=== Fragment wpisu ===
'''

Tak - on moze wszystko zmienic i napewno to zrobi, On wszystko naprawi i to co dla nas jest niemozliwe, dla niego - wszystko jest mozliwe.
On zlozyl swe zycie, aby nas ratowac, poszedl do Ojca, aby przygotowac dla nas miejsce, On we wszystkim wspoldziala ku dobremu, On nie nalozy na nas ciezaru wiekszego, niz potrafimy zniesc, On jest z nami tu i teraz i przeprowadza przez doline cieni i doswiadczen, On nas nigdy nie opusci, podtrzymuje, prowadzi, chroni - tak czesto, ze my nie domyslamy sie o wszystkim.
Nasz Pan jest Dobrym Pasterzem i Dobrym Ojcem. Uczy nas, cwiczy, wychowuje i wyzwala.
Pragne wierzyc wlasnie tak az do konca. Nawet jesli okolicznosci nie wskazuja ...
Nie zrozumialam do konca natomiast tego:
Dlaczego tak szybko rezygnuję? Może właśnie jestem o krok od rozwiązania?
Z czego niby ty chciales zrezygnowac? z wiary w Jezusa? w jego milosc? w zbawienie? - nie wierze w to, ze chciales zrezygnowac z wiary.
Natomiast skladanie falszywych obietnic w imieniu Jezusa uwazam za wielkie zlo. Nie twierdze, ze ktos tak uczynil, tylko nie lubie niejasnych sytuacji, a powyzsza wypowiedz wlasnie nie do konca zrozumiala.

'''

=== Cel 1 ===
Wypisz dokładnie część fragmentu wpisu, zaczynając od „Nie zrozumialam do”, a kończąc na „zrezygnowac z wiary.”.
=== Cel 2 ===
Kim według fragmentu wpisu jest nasz Pan?

=== Pokazane dane ===
'''

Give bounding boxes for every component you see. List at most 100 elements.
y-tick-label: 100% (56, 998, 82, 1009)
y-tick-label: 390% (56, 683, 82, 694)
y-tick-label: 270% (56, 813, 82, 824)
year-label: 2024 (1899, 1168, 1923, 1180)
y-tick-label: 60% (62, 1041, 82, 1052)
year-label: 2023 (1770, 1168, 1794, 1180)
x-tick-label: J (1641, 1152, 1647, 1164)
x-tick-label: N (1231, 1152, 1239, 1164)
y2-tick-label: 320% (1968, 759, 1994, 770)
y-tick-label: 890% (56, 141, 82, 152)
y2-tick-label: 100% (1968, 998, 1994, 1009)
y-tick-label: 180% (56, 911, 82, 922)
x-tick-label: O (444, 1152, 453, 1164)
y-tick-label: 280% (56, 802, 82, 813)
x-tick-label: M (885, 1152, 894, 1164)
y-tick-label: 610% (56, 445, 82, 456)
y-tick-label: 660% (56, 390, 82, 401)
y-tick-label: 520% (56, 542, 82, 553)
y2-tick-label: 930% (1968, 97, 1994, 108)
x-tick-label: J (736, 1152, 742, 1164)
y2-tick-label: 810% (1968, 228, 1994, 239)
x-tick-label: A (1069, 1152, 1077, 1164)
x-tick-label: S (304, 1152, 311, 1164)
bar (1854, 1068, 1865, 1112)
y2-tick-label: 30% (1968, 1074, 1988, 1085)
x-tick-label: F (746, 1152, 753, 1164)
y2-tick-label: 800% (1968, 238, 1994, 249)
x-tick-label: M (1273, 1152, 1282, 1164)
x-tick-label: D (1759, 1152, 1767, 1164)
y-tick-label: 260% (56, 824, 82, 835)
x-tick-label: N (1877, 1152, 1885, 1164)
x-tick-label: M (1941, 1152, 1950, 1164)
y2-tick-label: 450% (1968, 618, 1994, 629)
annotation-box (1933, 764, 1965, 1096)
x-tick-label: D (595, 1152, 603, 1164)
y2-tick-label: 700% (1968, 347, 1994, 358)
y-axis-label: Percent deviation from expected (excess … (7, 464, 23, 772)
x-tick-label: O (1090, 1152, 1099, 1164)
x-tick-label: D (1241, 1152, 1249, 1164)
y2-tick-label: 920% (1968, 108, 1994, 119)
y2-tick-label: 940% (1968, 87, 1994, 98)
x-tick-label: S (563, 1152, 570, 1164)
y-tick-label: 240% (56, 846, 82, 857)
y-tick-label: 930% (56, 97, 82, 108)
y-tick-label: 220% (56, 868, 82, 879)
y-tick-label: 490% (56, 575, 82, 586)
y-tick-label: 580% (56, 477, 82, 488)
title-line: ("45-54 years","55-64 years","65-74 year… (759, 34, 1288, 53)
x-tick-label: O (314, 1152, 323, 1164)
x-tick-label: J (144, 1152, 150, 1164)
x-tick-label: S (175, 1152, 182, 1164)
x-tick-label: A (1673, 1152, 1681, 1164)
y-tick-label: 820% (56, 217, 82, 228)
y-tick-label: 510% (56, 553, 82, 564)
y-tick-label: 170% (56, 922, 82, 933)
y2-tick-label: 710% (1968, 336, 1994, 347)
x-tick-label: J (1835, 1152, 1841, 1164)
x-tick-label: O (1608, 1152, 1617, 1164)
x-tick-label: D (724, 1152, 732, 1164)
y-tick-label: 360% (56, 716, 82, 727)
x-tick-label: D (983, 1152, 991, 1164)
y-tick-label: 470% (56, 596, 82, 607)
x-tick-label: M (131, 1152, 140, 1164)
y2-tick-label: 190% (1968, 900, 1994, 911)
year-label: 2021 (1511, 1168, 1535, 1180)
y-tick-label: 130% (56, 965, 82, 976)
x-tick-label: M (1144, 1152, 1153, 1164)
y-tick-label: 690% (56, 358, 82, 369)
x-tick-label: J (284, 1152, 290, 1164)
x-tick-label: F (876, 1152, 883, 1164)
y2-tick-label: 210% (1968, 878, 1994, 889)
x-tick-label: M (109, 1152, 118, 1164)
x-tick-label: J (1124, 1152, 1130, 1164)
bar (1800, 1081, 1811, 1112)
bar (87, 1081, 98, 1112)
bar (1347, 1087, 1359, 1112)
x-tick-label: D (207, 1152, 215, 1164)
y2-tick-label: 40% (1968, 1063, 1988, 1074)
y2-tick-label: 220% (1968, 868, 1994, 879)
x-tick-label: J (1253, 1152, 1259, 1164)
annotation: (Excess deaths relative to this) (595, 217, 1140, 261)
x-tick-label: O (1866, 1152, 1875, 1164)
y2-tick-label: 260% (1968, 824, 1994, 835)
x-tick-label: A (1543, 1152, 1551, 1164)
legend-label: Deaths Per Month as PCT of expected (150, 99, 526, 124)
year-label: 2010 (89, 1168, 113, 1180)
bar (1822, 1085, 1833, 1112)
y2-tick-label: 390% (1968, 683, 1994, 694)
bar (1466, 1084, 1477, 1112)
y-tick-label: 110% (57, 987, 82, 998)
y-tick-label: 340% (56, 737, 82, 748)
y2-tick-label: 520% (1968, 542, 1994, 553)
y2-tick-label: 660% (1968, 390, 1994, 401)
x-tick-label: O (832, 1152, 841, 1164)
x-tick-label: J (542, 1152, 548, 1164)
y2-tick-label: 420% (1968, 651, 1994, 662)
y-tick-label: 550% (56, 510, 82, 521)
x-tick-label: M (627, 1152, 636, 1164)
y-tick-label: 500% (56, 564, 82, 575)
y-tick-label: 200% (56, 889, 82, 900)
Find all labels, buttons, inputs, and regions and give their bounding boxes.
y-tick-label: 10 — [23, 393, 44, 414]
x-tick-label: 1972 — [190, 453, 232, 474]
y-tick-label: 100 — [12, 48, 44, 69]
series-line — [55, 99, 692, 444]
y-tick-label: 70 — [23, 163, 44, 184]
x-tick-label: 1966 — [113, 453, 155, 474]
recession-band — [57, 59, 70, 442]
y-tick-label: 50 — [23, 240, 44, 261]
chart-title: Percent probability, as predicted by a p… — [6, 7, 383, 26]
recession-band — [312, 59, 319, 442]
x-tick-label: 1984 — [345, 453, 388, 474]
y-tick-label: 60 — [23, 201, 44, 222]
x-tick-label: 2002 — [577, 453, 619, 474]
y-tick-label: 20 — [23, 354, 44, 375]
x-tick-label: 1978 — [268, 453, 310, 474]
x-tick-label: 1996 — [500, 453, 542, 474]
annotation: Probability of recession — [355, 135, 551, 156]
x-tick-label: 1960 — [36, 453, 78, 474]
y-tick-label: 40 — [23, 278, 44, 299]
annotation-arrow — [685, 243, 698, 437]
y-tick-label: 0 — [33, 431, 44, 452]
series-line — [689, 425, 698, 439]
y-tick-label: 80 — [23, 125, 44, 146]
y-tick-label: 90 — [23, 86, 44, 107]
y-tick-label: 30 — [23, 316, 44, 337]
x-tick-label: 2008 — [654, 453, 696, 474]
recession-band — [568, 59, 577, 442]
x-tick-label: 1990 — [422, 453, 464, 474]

'''

=== Poprawny wynik 1 ===
Nie zrozumialam do konca natomiast tego:
Dlaczego tak szybko rezygnuję? Może właśnie jestem o krok od rozwiązania?
Z czego niby ty chciales zrezygnowac? z wiary w Jezusa? w jego milosc? w zbawienie? - nie wierze w to, ze chciales zrezygnowac z wiary.

=== Poprawny wynik 2 ===
Dobrym Pasterzem i Dobrym Ojcem.